Assignment -
Continue the article about the East Asian contemporary dance festival in Hong Kong, starting after its last sentence.
*** Opening Passage to read ***
The programme started in early afternoon with “Hotpot: East Asia Dance Platform”, presenting smaller and shorter works by artists from Japan, South Korea, the Pearl River Delta – for this festival, Hong Kong, Guangzhou and Shenzhen– Shanghai and Taiwan. There was also “Hong Kong Focus” which presented works by six local independent choreographers. Co-founded by CCDC with Japan’s Yokohama Dance Collection and South Korea’s Seoul International Dance Festival (SIDance), who selected representative works from their respective countries, this “Hotpot” initiative was inspired by the “Ice Hot: Nordic Dance Platform”, a biannual contemporary dance festival featuring exclusively works by artists from Norway, Sweden, Denmark, Finland and Iceland.

 

Contemporary dance Hotpot

“Ice Hot” organisers were also guests here in the SAR after giving useful suggestion in curating this East Asia counterpart.
In the evening, larger-scale works by more established companies, from Japan, South Korea, Beijing, Shanxi and of course Hong Kong, were presented in larger venues. This part of the programme was built on CCDC’s close relationship with their Japanese and Korean counterparts, respectively Noism and Daegu Contemporary Dance Company.
And while the audience for the afternoon programmes was mainly artists from other groups in the festival and international programmers, presenters and producers, who were part of DanceX International Dance Network, the evening counterpart was mainly the Hong Kong dance-going public. A discussion with the choreographers was also organised after every performance.

 

Contemporary dance Hotpot


On the second-to-last morning of the festival, a major issue was raised at a symposium titled “ChatBox: Re-Imagine Dance in Asia”, co-organised by the International Association of Theatre Critics (Hong Kong) [IATC-HK] and featuring Swedish critic Cecilia Djurberg, Taiwanese multi-disciplinary artist and critic Liu Chun-Liang and myself.
Having observed that tradition was somewhat missing from the works he had already watched at CCDF, a European producer, a member of DanceX International Dance Network, questioned the contemporaneity of East Asian dance and how it differs – or whether it should – from the European counterpart.
Many dance festivals in Europe have been performing the role of gatekeepers selecting certain works while ignoring others, rather than gateways through which works from other regions can naturally flow. This has been continuing for so many years that when it comes to contemporary Asian dance, many European audiences are expecting a certain amount of interaction between modernity and tradition. And without the latter, such as in CCDF, they may deem the work insignificant or old-fashioned. This is despite the fact that most contemporary Asian choreographers, giving their training background, are neither trained nor interested in traditional arts – and most contemporary dance works that Asian audiences are watching have little, or nothing, to do with tradition as well, as evidenced in CCDF. We cannot simply assume that all Asian choreographers think and work like Taiwan’s Lin Hwai Min, Indonesia’s Eko Supriyanto, or our Pichet Klunchun, can we?
*** Closing Passage to read ***
*** Opening Data for review ***
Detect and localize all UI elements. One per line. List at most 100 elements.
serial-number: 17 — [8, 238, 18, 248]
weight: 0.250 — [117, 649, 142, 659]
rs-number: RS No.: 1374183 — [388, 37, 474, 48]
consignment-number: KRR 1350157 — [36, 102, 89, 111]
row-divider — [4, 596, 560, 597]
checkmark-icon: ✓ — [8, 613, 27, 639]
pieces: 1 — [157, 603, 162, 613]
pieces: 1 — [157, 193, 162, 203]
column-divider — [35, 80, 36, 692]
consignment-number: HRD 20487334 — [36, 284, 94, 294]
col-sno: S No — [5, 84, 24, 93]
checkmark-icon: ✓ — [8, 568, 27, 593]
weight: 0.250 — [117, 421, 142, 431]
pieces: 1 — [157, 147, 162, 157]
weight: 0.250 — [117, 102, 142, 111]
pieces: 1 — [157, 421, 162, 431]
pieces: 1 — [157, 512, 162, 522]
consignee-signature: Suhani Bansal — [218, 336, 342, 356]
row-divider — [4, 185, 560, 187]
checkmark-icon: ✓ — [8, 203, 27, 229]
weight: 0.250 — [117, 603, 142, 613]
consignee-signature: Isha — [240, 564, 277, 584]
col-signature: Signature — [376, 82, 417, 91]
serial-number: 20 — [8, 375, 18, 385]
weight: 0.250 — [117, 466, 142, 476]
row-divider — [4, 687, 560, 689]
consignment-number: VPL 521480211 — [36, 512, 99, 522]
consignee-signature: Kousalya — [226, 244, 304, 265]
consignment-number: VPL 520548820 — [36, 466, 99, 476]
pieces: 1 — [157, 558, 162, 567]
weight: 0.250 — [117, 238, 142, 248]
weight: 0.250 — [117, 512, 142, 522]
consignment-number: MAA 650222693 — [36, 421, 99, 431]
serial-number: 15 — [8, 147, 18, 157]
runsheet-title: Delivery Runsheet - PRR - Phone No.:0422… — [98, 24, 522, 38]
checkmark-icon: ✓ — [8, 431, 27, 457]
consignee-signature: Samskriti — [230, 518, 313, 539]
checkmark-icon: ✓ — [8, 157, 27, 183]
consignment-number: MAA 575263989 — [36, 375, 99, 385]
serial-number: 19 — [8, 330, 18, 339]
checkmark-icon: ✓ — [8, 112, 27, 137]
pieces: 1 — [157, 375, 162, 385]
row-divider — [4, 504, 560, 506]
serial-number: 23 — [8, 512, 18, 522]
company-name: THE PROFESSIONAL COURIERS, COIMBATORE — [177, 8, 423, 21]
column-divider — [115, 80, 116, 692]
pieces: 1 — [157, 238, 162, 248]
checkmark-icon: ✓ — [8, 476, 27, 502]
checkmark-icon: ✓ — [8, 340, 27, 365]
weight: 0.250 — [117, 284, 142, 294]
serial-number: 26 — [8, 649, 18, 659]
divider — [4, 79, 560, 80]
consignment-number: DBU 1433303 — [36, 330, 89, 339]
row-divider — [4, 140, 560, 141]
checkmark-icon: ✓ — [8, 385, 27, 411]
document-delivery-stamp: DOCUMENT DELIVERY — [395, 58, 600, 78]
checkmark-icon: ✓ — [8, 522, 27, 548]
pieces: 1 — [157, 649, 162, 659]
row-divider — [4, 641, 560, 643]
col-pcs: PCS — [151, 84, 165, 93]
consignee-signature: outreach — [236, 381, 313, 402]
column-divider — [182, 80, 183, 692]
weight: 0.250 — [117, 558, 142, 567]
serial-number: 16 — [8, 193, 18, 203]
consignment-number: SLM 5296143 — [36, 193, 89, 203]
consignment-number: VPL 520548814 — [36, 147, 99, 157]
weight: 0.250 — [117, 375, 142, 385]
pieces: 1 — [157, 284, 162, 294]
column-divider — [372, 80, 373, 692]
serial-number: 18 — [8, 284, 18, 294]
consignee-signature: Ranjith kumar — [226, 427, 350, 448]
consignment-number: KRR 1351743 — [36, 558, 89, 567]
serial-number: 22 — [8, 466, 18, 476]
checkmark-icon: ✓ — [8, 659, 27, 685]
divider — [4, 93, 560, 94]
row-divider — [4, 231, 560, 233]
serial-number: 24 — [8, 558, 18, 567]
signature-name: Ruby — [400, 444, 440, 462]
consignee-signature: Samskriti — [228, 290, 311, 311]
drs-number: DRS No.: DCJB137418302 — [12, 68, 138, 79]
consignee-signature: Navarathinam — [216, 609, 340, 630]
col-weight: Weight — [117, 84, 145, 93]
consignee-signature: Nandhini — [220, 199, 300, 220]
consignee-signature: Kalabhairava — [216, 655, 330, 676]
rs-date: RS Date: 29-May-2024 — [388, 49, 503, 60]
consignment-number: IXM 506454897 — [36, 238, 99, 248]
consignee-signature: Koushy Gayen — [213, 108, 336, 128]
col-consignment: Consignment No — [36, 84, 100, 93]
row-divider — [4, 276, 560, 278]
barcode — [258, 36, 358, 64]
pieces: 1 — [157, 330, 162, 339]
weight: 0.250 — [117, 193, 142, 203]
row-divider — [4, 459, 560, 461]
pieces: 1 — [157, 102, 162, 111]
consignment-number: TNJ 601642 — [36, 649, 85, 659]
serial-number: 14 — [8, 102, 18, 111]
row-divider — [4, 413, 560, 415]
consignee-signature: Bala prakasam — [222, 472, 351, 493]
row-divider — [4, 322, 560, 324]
*** Closing Data for review ***
Reply -
Contemporary dance Hotpot


It is widely known, and generally agreed, that, as the amount of artistic possibility rises, the scope of contemporary dance, like that of contemporary arts in general, continues to expand – and my Swedish colleague also noted the lack of conceptual dance in CCDF, a comment with which I concurred. With this diversity and possibility in mind though, one has to wonder whether the restricted point of view towards contemporary Asian dance, in this day and age when many Asian countries’ technological advances far exceed those of their European counterparts, can be regarded as a kind of neo-colonialism. That’s not, however, a debate for this page, so back to CCDF.
One of my CCDF favourite works, the image of the opening scene of “Nina—materialize sacrifice”, which was presented at Sibiu Performing Arts Festival in Romania earlier last year, is still fresh in my mind. The discipline instilled in Noism 1’s female dancers’ bodies was so high that it took me many seconds before I realised that they were humans, not mannequins. As obvious as it might sound – and of course contemporary dance does not need to be abstract – the contrast between the manipulating male dancers’ movements and the manipulated female counterparts’ throughout this full-length work was proof of strong dramaturgy which also reflected the technologically advanced and highly patriarchal society.

 

Contemporary dance Hotpot


Works that premiered more than a decade ago like “Cold Arrow–Game of Go (Weiqi)” by China’s Beijing Dance/LDTX’s and “Moon-Looking Dog”, which was at Biennale de la danse a Lyon in 2000, by Korea’s Daegu Contemporary Dance Company did not look dated either. With their firm places in the history of contemporary dance in both countries, if not East Asia or Asia in general, the two works, respectively by choreographers Willy Tsao and Hong Seungyup serve as links, or references, to what and how the younger generations of artists are working today.
It’s also noteworthy that apart from the dancers’ technical prowess and the choreographers’ insights, music and production design play important roles in contemporary dance. Some choreographers take as their inspiration existing music scores, either famous or lesser-known ones, and, accompanied by one complete number after another, their works may sound and look familiar to some audiences, especially those with a European gaze. Meanwhile others, with more resources, have composers or sound designers create the soundscapes that are more specific to their works. Three noteworthy examples are France-born Vietnamese composer An Ton That’s for “Nina”, his Korean counterpart Kim Te-kn’s for “Moon-Looking Dog” and Japanese colleague Chihako Ezawa’s for Co. Un Yamada’s “One Piece”.

 

Contemporary dance Hotpot


The memorable CCDF experience made me look back. I have attended the Hong Kong Arts Festival (HKAF) on an annual basis since 2008 and yet scarcely watched contemporary dance and theatre works from Hong Kong and East Asia here. I can also think back to when I visited Hong Kong for the first time–also the first time I was in a foreign country–in the late 1970s when my enthusiasm was for Japanese toys and McDonald’s Fillet-o-Fish, which were not yet available here. Recently, that has changed to made-in-Hong Kong clothes and some new dim sum creations which are not available elsewhere. That is to say: this so-called “Asia’s World City” still has plenty more of the local contemporaneity for me, and any foreign visitor, to discover.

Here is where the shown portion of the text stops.